→ **Stored records**:
[start]

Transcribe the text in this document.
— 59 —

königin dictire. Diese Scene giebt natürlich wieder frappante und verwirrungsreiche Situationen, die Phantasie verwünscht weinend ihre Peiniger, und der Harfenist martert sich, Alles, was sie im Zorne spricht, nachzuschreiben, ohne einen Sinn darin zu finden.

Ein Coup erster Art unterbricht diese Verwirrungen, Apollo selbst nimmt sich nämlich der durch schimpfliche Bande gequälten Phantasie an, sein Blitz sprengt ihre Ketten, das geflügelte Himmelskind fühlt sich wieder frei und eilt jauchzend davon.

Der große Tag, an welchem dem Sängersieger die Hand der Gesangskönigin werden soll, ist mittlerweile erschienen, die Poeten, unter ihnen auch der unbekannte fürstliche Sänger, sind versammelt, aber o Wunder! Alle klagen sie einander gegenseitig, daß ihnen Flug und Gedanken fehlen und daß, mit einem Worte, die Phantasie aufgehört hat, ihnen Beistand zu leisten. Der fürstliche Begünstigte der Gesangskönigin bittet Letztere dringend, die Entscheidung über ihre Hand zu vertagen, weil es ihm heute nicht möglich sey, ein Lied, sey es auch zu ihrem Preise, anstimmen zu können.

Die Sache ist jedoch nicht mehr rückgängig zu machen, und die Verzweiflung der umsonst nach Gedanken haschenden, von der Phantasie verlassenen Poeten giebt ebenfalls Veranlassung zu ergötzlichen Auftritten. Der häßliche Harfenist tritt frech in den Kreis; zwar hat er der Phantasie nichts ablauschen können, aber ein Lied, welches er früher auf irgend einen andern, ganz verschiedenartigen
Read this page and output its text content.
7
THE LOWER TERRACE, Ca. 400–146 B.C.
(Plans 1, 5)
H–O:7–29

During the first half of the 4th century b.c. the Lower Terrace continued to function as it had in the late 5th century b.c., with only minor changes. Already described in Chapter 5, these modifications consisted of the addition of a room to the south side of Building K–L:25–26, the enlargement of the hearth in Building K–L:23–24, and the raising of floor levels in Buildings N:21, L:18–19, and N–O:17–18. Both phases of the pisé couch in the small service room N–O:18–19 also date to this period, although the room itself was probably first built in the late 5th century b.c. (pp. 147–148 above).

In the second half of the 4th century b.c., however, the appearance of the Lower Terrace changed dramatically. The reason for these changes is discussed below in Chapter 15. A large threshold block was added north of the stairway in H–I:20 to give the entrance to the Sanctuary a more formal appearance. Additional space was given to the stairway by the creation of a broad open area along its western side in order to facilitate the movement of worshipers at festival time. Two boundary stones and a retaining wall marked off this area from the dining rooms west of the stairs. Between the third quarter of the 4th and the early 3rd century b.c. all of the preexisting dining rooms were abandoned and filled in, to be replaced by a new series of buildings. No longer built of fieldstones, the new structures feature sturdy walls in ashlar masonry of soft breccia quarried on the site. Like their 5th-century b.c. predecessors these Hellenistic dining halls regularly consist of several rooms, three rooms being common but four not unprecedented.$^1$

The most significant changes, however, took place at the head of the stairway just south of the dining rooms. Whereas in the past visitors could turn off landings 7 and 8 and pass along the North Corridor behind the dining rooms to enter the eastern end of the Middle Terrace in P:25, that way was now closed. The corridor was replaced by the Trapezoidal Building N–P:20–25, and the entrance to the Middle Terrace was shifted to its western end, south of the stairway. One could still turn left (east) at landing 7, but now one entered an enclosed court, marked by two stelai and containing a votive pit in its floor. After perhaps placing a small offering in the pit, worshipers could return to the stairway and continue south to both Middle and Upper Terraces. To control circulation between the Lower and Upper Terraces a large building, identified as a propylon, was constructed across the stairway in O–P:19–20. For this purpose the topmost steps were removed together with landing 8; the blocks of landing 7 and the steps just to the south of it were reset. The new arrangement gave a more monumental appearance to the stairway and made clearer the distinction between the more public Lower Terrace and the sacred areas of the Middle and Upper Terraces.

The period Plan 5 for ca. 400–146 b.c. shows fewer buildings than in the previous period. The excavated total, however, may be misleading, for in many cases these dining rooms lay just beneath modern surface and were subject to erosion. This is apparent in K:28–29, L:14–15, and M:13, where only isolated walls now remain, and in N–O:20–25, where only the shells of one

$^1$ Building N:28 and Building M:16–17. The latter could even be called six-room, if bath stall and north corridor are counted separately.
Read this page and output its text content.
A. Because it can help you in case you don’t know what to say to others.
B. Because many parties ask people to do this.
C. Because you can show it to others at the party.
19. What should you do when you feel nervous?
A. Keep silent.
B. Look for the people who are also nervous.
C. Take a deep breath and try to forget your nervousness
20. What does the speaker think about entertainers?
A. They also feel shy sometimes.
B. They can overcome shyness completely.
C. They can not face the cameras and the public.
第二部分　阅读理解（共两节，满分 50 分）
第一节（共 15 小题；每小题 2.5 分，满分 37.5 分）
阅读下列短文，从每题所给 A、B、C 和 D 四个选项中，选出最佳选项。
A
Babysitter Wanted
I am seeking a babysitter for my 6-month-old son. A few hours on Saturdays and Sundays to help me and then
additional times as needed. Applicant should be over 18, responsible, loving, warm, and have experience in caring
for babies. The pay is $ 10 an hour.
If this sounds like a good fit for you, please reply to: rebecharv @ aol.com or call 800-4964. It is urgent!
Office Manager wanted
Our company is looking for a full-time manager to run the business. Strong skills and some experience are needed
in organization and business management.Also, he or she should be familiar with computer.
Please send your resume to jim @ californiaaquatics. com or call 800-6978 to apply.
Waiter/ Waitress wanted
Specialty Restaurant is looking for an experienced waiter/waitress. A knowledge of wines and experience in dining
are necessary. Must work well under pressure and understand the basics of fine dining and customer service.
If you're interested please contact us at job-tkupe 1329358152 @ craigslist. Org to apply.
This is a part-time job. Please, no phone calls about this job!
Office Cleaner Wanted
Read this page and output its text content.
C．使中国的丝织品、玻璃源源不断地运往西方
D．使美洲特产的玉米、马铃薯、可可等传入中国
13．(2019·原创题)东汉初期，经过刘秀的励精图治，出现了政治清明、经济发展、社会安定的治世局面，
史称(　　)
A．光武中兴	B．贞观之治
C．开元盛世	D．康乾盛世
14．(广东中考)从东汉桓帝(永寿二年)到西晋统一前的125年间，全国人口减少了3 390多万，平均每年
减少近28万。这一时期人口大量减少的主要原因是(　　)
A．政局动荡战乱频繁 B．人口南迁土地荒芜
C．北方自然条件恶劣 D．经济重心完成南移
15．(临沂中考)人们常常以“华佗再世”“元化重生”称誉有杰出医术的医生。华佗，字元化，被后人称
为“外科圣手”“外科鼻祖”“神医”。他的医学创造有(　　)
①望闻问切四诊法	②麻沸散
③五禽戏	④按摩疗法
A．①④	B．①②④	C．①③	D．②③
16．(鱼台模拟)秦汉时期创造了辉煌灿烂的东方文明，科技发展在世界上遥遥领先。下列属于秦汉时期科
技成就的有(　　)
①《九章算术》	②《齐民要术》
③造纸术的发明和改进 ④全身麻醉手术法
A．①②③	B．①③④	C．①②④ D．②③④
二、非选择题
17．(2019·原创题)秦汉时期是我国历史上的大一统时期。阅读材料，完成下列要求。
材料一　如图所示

[end]

→ **OBJECTIVE**: Write every record out again, unaltered.

→ **ANSWER TO THIS PROBLEM**:
Transcribe the text in this document.
— 59 —

königin dictire. Diese Scene giebt natürlich wieder frappante und verwirrungsreiche Situationen, die Phantasie verwünscht weinend ihre Peiniger, und der Harfenist martert sich, Alles, was sie im Zorne spricht, nachzuschreiben, ohne einen Sinn darin zu finden.

Ein Coup erster Art unterbricht diese Verwirrungen, Apollo selbst nimmt sich nämlich der durch schimpfliche Bande gequälten Phantasie an, sein Blitz sprengt ihre Ketten, das geflügelte Himmelskind fühlt sich wieder frei und eilt jauchzend davon.

Der große Tag, an welchem dem Sängersieger die Hand der Gesangskönigin werden soll, ist mittlerweile erschienen, die Poeten, unter ihnen auch der unbekannte fürstliche Sänger, sind versammelt, aber o Wunder! Alle klagen sie einander gegenseitig, daß ihnen Flug und Gedanken fehlen und daß, mit einem Worte, die Phantasie aufgehört hat, ihnen Beistand zu leisten. Der fürstliche Begünstigte der Gesangskönigin bittet Letztere dringend, die Entscheidung über ihre Hand zu vertagen, weil es ihm heute nicht möglich sey, ein Lied, sey es auch zu ihrem Preise, anstimmen zu können.

Die Sache ist jedoch nicht mehr rückgängig zu machen, und die Verzweiflung der umsonst nach Gedanken haschenden, von der Phantasie verlassenen Poeten giebt ebenfalls Veranlassung zu ergötzlichen Auftritten. Der häßliche Harfenist tritt frech in den Kreis; zwar hat er der Phantasie nichts ablauschen können, aber ein Lied, welches er früher auf irgend einen andern, ganz verschiedenartigen
Read this page and output its text content.
7
THE LOWER TERRACE, Ca. 400–146 B.C.
(Plans 1, 5)
H–O:7–29

During the first half of the 4th century b.c. the Lower Terrace continued to function as it had in the late 5th century b.c., with only minor changes. Already described in Chapter 5, these modifications consisted of the addition of a room to the south side of Building K–L:25–26, the enlargement of the hearth in Building K–L:23–24, and the raising of floor levels in Buildings N:21, L:18–19, and N–O:17–18. Both phases of the pisé couch in the small service room N–O:18–19 also date to this period, although the room itself was probably first built in the late 5th century b.c. (pp. 147–148 above).

In the second half of the 4th century b.c., however, the appearance of the Lower Terrace changed dramatically. The reason for these changes is discussed below in Chapter 15. A large threshold block was added north of the stairway in H–I:20 to give the entrance to the Sanctuary a more formal appearance. Additional space was given to the stairway by the creation of a broad open area along its western side in order to facilitate the movement of worshipers at festival time. Two boundary stones and a retaining wall marked off this area from the dining rooms west of the stairs. Between the third quarter of the 4th and the early 3rd century b.c. all of the preexisting dining rooms were abandoned and filled in, to be replaced by a new series of buildings. No longer built of fieldstones, the new structures feature sturdy walls in ashlar masonry of soft breccia quarried on the site. Like their 5th-century b.c. predecessors these Hellenistic dining halls regularly consist of several rooms, three rooms being common but four not unprecedented.$^1$

The most significant changes, however, took place at the head of the stairway just south of the dining rooms. Whereas in the past visitors could turn off landings 7 and 8 and pass along the North Corridor behind the dining rooms to enter the eastern end of the Middle Terrace in P:25, that way was now closed. The corridor was replaced by the Trapezoidal Building N–P:20–25, and the entrance to the Middle Terrace was shifted to its western end, south of the stairway. One could still turn left (east) at landing 7, but now one entered an enclosed court, marked by two stelai and containing a votive pit in its floor. After perhaps placing a small offering in the pit, worshipers could return to the stairway and continue south to both Middle and Upper Terraces. To control circulation between the Lower and Upper Terraces a large building, identified as a propylon, was constructed across the stairway in O–P:19–20. For this purpose the topmost steps were removed together with landing 8; the blocks of landing 7 and the steps just to the south of it were reset. The new arrangement gave a more monumental appearance to the stairway and made clearer the distinction between the more public Lower Terrace and the sacred areas of the Middle and Upper Terraces.

The period Plan 5 for ca. 400–146 b.c. shows fewer buildings than in the previous period. The excavated total, however, may be misleading, for in many cases these dining rooms lay just beneath modern surface and were subject to erosion. This is apparent in K:28–29, L:14–15, and M:13, where only isolated walls now remain, and in N–O:20–25, where only the shells of one

$^1$ Building N:28 and Building M:16–17. The latter could even be called six-room, if bath stall and north corridor are counted separately.
Read this page and output its text content.
A. Because it can help you in case you don’t know what to say to others.
B. Because many parties ask people to do this.
C. Because you can show it to others at the party.
19. What should you do when you feel nervous?
A. Keep silent.
B. Look for the people who are also nervous.
C. Take a deep breath and try to forget your nervousness
20. What does the speaker think about entertainers?
A. They also feel shy sometimes.
B. They can overcome shyness completely.
C. They can not face the cameras and the public.
第二部分　阅读理解（共两节，满分 50 分）
第一节（共 15 小题；每小题 2.5 分，满分 37.5 分）
阅读下列短文，从每题所给 A、B、C 和 D 四个选项中，选出最佳选项。
A
Babysitter Wanted
I am seeking a babysitter for my 6-month-old son. A few hours on Saturdays and Sundays to help me and then
additional times as needed. Applicant should be over 18, responsible, loving, warm, and have experience in caring
for babies. The pay is $ 10 an hour.
If this sounds like a good fit for you, please reply to: rebecharv @ aol.com or call 800-4964. It is urgent!
Office Manager wanted
Our company is looking for a full-time manager to run the business. Strong skills and some experience are needed
in organization and business management.Also, he or she should be familiar with computer.
Please send your resume to jim @ californiaaquatics. com or call 800-6978 to apply.
Waiter/ Waitress wanted
Specialty Restaurant is looking for an experienced waiter/waitress. A knowledge of wines and experience in dining
are necessary. Must work well under pressure and understand the basics of fine dining and customer service.
If you're interested please contact us at job-tkupe 1329358152 @ craigslist. Org to apply.
This is a part-time job. Please, no phone calls about this job!
Office Cleaner Wanted
Read this page and output its text content.
C．使中国的丝织品、玻璃源源不断地运往西方
D．使美洲特产的玉米、马铃薯、可可等传入中国
13．(2019·原创题)东汉初期，经过刘秀的励精图治，出现了政治清明、经济发展、社会安定的治世局面，
史称(　　)
A．光武中兴	B．贞观之治
C．开元盛世	D．康乾盛世
14．(广东中考)从东汉桓帝(永寿二年)到西晋统一前的125年间，全国人口减少了3 390多万，平均每年
减少近28万。这一时期人口大量减少的主要原因是(　　)
A．政局动荡战乱频繁 B．人口南迁土地荒芜
C．北方自然条件恶劣 D．经济重心完成南移
15．(临沂中考)人们常常以“华佗再世”“元化重生”称誉有杰出医术的医生。华佗，字元化，被后人称
为“外科圣手”“外科鼻祖”“神医”。他的医学创造有(　　)
①望闻问切四诊法	②麻沸散
③五禽戏	④按摩疗法
A．①④	B．①②④	C．①③	D．②③
16．(鱼台模拟)秦汉时期创造了辉煌灿烂的东方文明，科技发展在世界上遥遥领先。下列属于秦汉时期科
技成就的有(　　)
①《九章算术》	②《齐民要术》
③造纸术的发明和改进 ④全身麻醉手术法
A．①②③	B．①③④	C．①②④ D．②③④
二、非选择题
17．(2019·原创题)秦汉时期是我国历史上的大一统时期。阅读材料，完成下列要求。
材料一　如图所示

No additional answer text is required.